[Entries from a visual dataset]
-*-
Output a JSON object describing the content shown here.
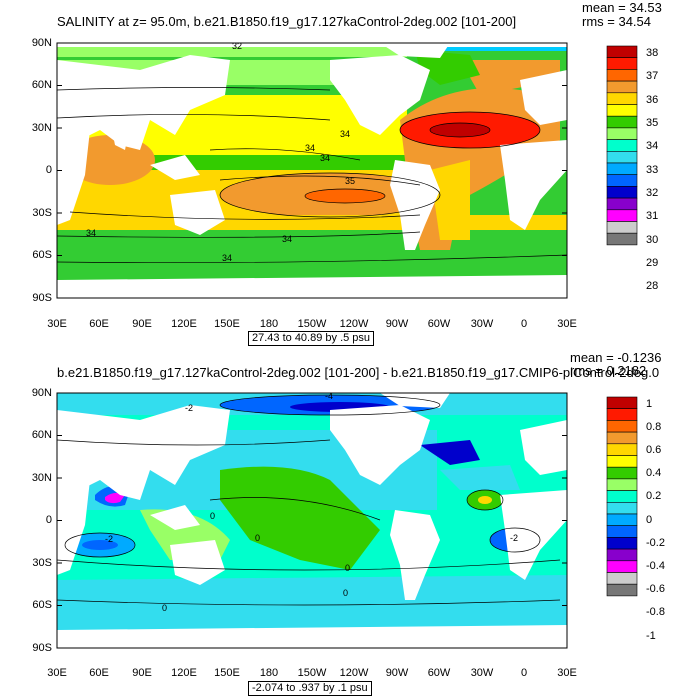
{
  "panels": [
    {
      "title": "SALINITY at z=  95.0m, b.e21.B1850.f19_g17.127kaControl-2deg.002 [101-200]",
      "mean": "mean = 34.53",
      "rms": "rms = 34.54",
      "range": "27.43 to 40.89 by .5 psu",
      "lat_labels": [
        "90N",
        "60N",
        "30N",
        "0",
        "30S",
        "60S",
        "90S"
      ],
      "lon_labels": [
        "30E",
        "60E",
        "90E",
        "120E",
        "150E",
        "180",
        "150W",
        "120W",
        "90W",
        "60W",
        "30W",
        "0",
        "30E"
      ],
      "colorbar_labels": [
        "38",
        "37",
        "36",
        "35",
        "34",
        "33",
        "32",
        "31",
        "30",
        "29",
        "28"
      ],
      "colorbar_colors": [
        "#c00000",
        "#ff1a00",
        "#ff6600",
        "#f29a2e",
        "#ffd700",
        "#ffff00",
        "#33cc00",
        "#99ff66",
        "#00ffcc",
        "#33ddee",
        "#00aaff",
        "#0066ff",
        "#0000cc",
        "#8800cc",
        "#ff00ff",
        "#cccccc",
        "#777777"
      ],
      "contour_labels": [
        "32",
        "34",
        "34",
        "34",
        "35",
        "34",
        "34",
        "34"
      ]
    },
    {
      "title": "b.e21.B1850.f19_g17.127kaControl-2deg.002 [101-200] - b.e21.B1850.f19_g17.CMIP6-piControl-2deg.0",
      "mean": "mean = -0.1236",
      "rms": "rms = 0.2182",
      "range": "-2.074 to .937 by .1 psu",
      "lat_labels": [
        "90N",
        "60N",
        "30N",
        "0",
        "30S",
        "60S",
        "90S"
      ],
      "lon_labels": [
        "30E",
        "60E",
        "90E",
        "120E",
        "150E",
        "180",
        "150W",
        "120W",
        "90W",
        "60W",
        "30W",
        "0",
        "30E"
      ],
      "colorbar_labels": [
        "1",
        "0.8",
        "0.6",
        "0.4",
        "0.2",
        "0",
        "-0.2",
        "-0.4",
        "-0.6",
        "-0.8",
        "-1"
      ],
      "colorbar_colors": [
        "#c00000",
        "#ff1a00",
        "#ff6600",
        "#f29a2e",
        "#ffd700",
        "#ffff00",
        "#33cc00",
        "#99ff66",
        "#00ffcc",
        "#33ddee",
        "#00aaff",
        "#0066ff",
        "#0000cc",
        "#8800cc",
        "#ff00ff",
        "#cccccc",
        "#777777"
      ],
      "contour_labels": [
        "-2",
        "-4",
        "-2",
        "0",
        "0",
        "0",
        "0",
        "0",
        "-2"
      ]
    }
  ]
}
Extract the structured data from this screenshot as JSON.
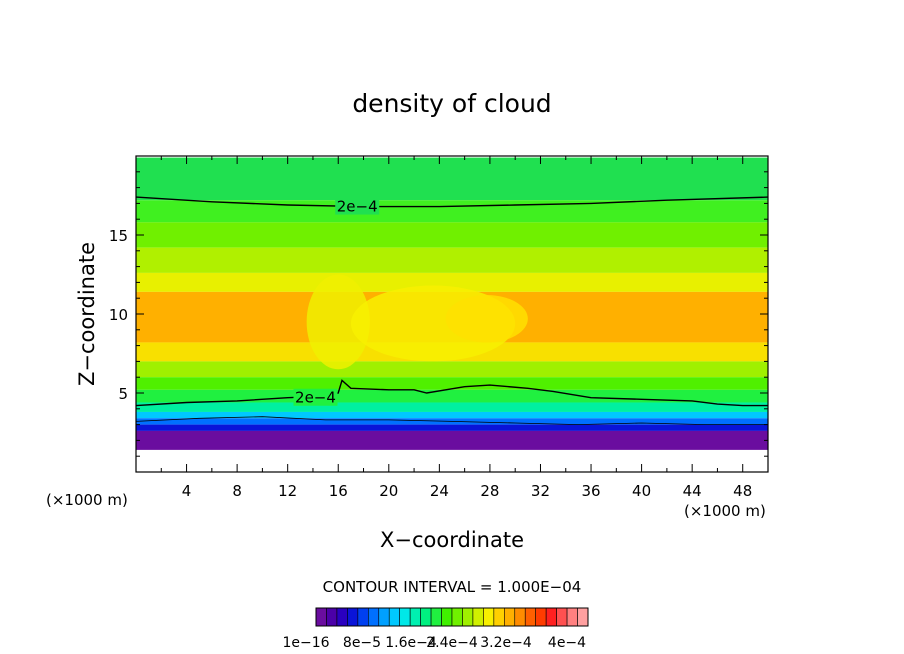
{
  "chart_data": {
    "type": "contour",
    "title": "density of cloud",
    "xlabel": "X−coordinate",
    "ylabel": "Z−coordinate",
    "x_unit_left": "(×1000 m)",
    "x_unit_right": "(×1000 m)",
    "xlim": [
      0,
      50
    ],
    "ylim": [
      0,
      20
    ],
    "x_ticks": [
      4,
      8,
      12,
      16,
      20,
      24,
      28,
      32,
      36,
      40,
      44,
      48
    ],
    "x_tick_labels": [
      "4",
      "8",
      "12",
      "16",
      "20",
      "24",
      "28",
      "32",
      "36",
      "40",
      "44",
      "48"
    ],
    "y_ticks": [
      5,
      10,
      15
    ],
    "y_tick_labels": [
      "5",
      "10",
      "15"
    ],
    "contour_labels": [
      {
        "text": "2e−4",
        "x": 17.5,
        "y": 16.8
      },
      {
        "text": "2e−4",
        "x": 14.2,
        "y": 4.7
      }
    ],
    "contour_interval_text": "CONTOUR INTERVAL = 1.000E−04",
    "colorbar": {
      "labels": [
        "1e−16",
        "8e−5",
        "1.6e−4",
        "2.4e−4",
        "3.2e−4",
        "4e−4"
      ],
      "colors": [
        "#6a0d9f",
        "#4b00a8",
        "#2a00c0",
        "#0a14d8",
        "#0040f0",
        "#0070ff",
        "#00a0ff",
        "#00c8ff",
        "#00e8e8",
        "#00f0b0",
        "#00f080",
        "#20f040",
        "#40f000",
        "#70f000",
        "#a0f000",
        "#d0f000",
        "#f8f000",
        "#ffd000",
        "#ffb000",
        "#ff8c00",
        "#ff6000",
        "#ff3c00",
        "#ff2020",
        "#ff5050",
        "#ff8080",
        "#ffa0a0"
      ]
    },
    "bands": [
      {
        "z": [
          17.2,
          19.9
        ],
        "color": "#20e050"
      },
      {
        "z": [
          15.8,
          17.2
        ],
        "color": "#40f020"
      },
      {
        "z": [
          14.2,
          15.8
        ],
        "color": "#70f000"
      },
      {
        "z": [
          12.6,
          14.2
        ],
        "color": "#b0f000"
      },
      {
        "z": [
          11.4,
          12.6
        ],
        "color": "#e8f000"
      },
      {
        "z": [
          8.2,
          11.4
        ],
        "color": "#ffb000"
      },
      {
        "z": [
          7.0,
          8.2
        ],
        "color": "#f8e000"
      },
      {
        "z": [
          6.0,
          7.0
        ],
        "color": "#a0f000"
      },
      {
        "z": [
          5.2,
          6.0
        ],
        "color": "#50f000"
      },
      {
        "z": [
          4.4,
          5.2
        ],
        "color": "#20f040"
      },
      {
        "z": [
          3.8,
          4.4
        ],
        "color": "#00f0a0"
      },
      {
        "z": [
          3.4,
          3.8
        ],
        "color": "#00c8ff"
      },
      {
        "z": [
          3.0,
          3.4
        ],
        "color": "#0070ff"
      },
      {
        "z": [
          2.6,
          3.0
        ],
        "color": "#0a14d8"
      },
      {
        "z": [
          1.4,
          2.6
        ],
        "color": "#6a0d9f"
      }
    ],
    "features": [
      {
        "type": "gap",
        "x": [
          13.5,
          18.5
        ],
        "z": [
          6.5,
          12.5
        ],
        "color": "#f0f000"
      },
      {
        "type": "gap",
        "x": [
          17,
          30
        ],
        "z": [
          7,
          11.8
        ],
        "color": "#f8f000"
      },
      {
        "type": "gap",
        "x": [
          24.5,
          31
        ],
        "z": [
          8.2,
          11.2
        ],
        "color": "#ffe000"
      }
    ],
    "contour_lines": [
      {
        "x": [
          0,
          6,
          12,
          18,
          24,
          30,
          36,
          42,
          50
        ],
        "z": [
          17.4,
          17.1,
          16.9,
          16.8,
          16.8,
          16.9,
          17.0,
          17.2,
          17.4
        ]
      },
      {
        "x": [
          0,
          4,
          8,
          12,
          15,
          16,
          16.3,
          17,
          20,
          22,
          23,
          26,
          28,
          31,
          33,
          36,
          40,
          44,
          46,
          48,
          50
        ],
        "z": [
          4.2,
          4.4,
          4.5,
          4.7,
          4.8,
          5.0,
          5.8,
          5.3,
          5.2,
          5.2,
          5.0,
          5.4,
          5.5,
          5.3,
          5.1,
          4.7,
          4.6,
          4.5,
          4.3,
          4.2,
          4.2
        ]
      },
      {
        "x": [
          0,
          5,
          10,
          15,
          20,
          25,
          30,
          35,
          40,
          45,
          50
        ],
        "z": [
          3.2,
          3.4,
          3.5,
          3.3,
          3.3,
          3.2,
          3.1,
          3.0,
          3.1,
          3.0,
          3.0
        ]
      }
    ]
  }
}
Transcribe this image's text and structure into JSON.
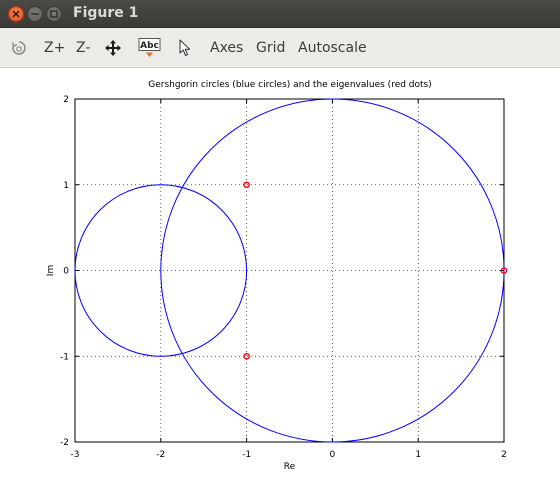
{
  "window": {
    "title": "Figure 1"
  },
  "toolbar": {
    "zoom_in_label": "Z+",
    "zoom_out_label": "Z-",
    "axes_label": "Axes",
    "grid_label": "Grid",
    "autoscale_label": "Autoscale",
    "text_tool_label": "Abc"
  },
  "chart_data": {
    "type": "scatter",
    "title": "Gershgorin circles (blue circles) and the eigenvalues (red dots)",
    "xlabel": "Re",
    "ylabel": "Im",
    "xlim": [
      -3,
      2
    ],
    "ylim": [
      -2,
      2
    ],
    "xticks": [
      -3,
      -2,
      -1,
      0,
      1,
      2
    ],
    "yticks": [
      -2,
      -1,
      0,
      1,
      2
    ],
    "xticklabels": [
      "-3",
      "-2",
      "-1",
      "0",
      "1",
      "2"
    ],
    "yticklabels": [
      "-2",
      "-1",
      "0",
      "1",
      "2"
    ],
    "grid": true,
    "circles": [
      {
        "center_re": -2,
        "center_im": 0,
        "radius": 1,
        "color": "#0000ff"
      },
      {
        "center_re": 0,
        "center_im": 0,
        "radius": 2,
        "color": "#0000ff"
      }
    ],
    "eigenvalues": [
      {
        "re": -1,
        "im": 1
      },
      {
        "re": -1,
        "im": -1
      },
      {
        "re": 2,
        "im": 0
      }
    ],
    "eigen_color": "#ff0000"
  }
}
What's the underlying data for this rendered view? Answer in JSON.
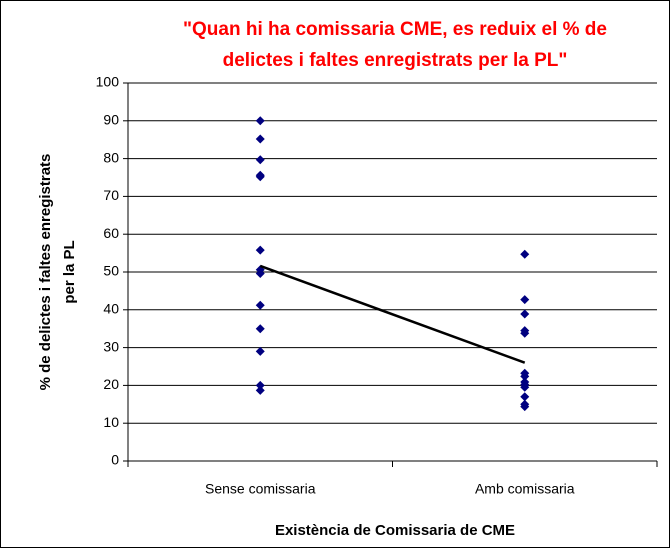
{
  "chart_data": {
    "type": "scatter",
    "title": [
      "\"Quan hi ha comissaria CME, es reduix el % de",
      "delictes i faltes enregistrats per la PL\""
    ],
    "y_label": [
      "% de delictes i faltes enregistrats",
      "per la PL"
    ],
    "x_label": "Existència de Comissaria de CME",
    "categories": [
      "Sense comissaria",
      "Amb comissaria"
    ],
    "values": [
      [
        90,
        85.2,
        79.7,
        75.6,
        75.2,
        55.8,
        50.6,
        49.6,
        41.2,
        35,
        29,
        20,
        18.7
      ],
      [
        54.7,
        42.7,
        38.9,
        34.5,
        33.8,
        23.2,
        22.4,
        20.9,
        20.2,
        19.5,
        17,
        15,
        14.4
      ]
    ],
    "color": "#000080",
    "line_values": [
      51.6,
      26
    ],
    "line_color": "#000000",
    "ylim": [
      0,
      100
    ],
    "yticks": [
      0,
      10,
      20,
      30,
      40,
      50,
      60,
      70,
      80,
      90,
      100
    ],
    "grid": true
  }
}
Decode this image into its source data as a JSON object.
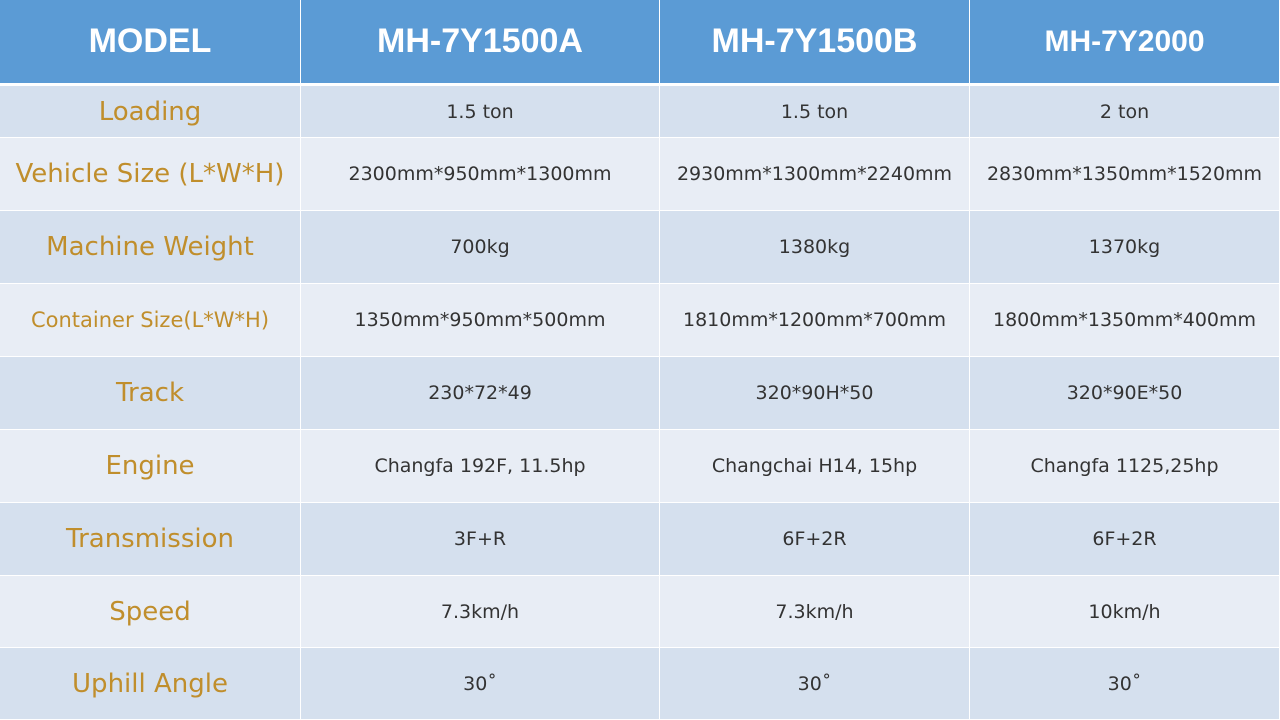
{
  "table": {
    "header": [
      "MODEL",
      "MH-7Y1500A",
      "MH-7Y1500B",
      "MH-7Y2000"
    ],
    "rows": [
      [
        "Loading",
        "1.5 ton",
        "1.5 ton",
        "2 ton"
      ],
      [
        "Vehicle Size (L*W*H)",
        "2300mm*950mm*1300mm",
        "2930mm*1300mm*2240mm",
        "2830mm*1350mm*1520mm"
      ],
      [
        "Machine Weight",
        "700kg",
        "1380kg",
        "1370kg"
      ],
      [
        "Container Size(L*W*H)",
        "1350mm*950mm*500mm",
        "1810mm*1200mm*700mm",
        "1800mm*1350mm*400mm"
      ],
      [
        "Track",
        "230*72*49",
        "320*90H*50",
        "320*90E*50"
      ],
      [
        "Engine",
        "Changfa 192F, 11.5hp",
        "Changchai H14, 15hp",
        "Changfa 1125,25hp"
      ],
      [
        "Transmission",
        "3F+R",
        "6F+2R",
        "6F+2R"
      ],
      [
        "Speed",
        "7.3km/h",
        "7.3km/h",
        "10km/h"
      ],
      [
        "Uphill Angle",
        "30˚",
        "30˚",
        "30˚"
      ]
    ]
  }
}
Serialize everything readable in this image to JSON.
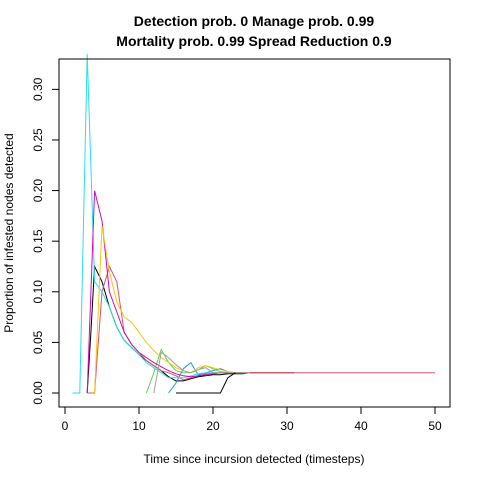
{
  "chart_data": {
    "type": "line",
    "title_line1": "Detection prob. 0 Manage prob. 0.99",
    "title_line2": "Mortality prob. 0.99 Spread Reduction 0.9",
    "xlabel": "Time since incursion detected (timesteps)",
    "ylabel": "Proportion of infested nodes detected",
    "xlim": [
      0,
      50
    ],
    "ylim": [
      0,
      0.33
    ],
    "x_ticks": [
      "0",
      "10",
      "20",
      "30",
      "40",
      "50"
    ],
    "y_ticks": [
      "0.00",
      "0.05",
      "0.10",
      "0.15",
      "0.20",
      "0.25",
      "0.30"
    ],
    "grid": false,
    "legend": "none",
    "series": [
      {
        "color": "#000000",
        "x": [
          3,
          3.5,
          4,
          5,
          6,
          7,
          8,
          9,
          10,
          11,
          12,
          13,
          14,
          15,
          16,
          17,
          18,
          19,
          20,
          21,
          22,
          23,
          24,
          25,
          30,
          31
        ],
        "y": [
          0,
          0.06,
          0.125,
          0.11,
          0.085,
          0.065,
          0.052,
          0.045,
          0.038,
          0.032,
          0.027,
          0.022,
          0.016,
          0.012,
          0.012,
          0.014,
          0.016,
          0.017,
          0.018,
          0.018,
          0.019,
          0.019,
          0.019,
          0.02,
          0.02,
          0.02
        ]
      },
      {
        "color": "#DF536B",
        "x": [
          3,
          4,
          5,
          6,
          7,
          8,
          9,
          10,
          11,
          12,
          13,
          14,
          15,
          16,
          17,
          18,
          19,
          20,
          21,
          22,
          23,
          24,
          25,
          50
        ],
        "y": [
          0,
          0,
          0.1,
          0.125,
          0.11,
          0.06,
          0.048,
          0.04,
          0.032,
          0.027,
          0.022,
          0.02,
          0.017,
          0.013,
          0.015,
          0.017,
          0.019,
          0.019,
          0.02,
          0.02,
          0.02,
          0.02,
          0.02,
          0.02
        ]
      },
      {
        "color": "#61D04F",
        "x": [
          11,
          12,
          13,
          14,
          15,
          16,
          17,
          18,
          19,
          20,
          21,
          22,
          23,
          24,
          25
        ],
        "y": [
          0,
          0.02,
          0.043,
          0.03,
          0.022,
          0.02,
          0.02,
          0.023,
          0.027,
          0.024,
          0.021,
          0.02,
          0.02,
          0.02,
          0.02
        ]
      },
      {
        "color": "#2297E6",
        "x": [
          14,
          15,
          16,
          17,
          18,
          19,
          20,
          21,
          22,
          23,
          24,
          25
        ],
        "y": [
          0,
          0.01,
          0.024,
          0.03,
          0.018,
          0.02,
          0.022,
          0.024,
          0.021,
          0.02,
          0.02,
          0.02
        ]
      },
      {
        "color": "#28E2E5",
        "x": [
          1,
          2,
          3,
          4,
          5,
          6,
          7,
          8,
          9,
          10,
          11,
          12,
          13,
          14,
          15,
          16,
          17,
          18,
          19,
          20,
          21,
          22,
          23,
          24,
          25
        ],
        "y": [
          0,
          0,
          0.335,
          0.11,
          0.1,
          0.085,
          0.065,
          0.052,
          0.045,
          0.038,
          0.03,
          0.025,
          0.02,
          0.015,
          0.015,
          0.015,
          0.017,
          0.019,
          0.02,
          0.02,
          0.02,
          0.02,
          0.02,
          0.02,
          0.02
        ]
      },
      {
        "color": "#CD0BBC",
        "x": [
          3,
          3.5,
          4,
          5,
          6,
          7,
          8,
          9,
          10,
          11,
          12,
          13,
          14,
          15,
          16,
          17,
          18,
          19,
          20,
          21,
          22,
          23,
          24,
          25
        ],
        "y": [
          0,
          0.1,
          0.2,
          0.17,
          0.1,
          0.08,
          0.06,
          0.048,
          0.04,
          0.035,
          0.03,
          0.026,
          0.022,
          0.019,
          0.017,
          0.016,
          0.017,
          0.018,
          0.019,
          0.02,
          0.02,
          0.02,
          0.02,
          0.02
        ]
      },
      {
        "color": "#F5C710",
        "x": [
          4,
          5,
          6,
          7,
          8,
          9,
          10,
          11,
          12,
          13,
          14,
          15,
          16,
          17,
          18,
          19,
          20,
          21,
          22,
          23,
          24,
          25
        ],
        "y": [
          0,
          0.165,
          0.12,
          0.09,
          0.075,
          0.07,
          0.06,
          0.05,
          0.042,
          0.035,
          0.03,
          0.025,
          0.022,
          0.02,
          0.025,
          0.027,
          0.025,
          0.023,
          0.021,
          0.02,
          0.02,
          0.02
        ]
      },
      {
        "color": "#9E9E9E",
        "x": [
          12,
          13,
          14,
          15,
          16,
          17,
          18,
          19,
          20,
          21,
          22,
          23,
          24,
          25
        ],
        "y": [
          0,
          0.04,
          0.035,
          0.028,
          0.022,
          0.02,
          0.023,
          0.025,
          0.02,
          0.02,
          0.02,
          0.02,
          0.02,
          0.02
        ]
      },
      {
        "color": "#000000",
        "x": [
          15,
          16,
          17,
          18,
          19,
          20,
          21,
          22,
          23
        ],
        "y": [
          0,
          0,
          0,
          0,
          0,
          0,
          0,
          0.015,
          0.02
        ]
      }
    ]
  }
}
-*-
### Goal
Go through the lines above. Select every one that has the string "ylabel".

### Expected answer
    "ylabel": "Z−coordinate",
    "ylabel": "Im",
    "ylabel": "Proportion of infested nodes detected",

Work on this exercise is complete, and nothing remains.